▶ [YOUR TASK]: For the records below, say how many lines contain the string "this". Give the number only.

▶ [DATASET ENTRIES]:

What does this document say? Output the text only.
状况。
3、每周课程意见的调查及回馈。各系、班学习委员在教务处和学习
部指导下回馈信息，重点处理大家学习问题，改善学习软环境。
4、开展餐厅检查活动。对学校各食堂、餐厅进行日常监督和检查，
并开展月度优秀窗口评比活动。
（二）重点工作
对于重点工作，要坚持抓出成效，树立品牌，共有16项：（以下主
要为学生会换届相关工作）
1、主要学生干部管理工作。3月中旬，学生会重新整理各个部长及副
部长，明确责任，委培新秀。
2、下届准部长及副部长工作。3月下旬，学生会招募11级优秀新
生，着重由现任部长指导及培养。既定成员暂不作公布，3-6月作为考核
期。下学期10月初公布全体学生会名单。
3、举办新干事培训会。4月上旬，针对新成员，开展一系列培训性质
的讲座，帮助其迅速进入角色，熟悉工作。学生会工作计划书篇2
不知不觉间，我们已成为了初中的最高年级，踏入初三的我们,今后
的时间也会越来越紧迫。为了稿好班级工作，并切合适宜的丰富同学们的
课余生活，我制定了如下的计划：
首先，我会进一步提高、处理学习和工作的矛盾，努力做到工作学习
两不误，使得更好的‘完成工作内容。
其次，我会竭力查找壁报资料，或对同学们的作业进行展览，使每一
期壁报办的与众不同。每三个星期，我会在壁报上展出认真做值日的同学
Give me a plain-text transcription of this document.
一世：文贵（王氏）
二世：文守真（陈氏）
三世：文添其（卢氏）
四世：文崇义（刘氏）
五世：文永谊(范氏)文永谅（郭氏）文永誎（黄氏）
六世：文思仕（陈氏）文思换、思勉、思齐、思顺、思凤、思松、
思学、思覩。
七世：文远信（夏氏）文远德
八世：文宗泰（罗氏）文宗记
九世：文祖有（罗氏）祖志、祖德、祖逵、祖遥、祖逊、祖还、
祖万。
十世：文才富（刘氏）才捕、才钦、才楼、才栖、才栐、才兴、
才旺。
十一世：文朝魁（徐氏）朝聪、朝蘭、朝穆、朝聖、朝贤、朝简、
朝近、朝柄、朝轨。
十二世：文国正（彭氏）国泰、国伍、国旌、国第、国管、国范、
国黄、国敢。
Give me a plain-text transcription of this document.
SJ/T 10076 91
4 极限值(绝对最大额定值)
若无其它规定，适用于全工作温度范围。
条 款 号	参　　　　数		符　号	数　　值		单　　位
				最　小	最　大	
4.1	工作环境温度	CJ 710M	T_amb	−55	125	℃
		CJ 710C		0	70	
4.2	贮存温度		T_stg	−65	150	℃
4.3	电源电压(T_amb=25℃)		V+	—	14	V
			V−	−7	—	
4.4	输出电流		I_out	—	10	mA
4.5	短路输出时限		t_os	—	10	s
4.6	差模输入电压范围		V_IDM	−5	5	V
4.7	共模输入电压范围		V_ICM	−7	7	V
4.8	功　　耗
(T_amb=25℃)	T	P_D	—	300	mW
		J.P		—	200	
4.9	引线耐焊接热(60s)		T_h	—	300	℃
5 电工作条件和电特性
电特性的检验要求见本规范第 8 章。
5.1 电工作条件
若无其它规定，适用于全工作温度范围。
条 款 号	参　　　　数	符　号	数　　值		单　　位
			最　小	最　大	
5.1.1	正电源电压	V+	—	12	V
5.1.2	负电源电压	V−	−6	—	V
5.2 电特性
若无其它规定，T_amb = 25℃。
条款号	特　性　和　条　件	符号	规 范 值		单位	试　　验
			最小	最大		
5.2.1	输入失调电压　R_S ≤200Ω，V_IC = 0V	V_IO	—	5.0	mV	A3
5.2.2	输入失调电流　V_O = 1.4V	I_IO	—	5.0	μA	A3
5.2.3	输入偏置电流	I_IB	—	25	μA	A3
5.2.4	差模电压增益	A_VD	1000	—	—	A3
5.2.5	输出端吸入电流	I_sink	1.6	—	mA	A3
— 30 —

...

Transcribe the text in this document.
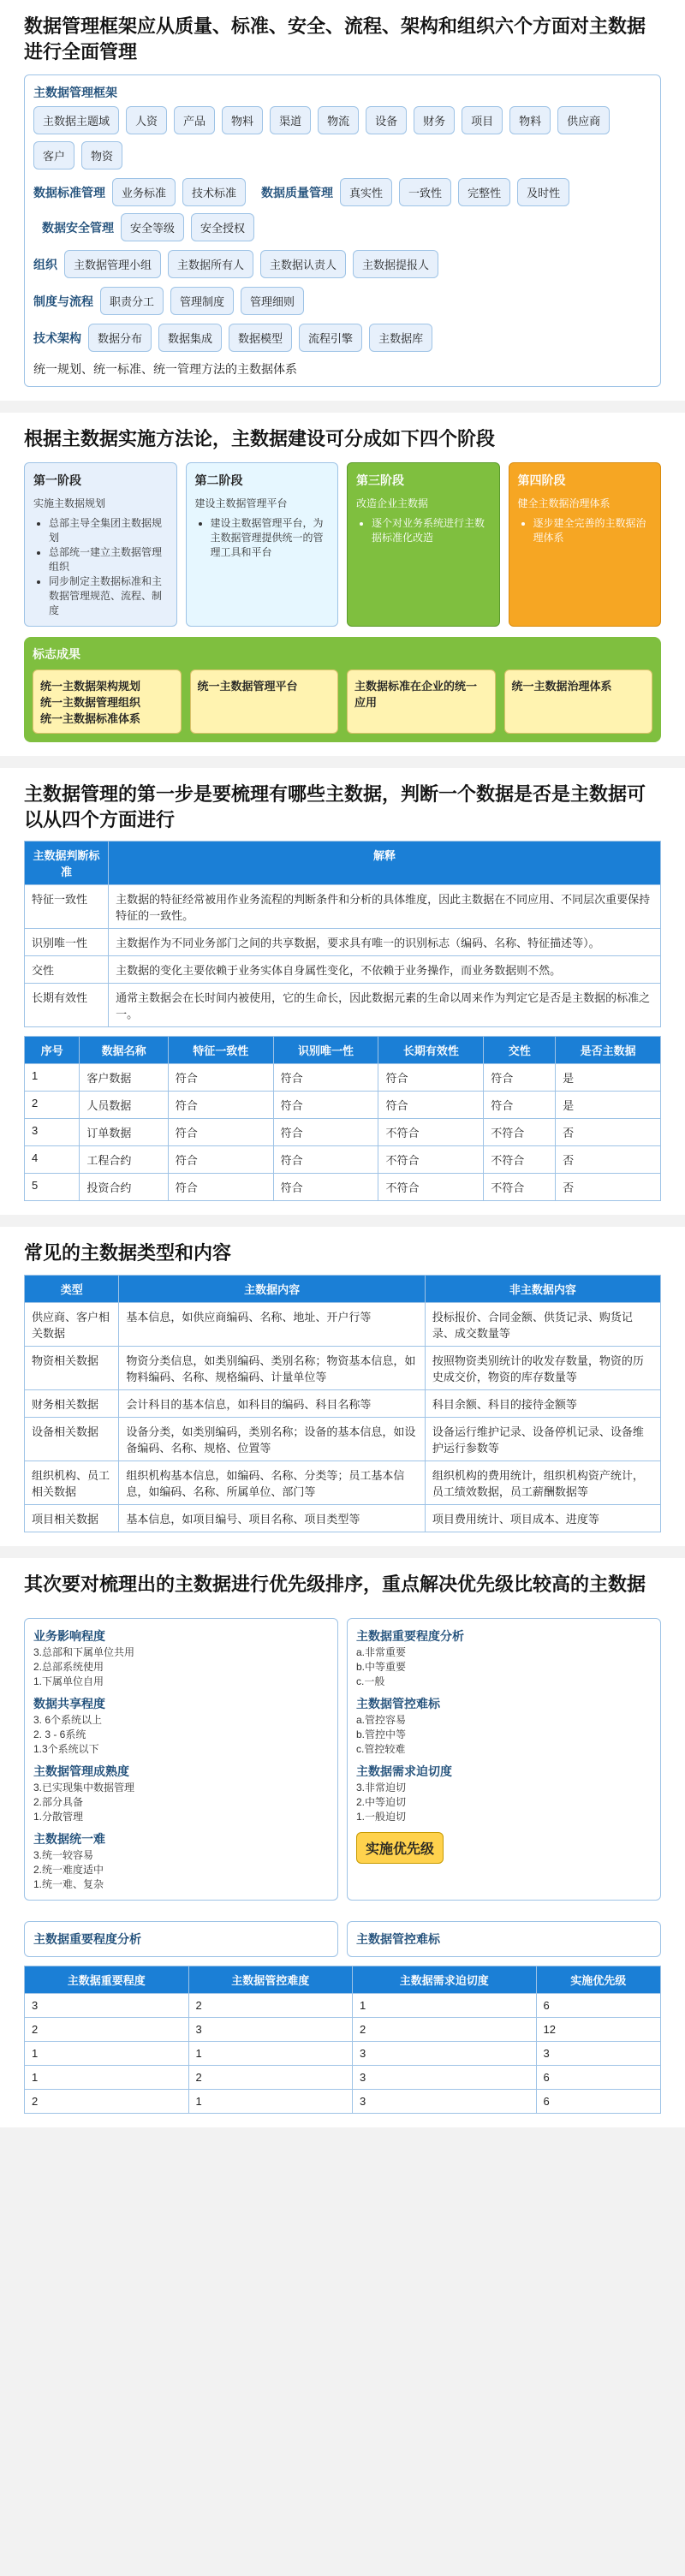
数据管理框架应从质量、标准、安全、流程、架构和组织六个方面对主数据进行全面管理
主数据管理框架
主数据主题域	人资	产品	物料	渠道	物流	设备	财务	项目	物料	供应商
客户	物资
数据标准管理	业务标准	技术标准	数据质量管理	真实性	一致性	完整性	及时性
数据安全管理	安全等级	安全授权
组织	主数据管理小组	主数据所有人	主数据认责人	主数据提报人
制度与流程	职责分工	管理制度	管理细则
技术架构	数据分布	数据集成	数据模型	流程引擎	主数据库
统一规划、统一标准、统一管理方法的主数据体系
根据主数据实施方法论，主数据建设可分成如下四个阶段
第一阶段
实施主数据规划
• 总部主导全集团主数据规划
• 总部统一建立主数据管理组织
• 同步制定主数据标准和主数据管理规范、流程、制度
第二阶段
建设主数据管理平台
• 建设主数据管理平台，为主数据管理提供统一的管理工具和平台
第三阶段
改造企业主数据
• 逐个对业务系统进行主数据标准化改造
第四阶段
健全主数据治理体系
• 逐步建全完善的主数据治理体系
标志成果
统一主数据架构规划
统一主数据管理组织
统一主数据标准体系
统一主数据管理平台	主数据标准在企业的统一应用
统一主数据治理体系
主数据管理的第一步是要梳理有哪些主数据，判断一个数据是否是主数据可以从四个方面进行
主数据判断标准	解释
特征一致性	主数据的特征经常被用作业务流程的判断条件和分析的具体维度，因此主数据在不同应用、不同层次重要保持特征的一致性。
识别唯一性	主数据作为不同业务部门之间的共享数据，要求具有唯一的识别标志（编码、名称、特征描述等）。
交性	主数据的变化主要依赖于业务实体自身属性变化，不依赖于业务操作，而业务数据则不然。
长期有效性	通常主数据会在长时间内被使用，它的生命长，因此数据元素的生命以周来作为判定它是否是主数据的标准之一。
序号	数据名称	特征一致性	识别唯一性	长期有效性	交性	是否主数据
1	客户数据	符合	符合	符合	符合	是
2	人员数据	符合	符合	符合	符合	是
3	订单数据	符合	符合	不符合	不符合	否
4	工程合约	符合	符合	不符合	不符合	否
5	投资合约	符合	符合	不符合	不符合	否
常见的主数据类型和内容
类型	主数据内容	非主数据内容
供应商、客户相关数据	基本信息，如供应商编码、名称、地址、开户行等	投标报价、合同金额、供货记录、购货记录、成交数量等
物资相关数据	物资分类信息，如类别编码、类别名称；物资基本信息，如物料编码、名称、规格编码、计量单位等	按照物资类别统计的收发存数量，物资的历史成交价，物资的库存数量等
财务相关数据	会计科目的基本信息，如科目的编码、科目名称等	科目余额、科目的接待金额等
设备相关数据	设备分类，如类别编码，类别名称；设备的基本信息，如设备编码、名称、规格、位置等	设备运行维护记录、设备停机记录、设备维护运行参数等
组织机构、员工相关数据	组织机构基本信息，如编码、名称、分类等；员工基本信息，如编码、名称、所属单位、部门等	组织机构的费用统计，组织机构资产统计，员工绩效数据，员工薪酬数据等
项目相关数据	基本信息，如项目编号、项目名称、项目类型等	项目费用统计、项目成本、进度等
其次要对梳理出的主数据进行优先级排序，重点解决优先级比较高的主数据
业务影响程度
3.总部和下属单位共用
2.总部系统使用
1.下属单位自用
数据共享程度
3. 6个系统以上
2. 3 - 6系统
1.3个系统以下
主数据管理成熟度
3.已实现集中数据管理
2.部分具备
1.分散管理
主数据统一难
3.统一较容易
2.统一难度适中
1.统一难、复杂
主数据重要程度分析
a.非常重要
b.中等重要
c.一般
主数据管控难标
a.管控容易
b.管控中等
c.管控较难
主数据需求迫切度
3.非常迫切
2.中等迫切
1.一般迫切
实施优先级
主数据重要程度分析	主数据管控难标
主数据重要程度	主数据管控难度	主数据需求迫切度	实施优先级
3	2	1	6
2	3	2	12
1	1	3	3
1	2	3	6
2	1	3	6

▶ [REPLY TO THE TASK]: 4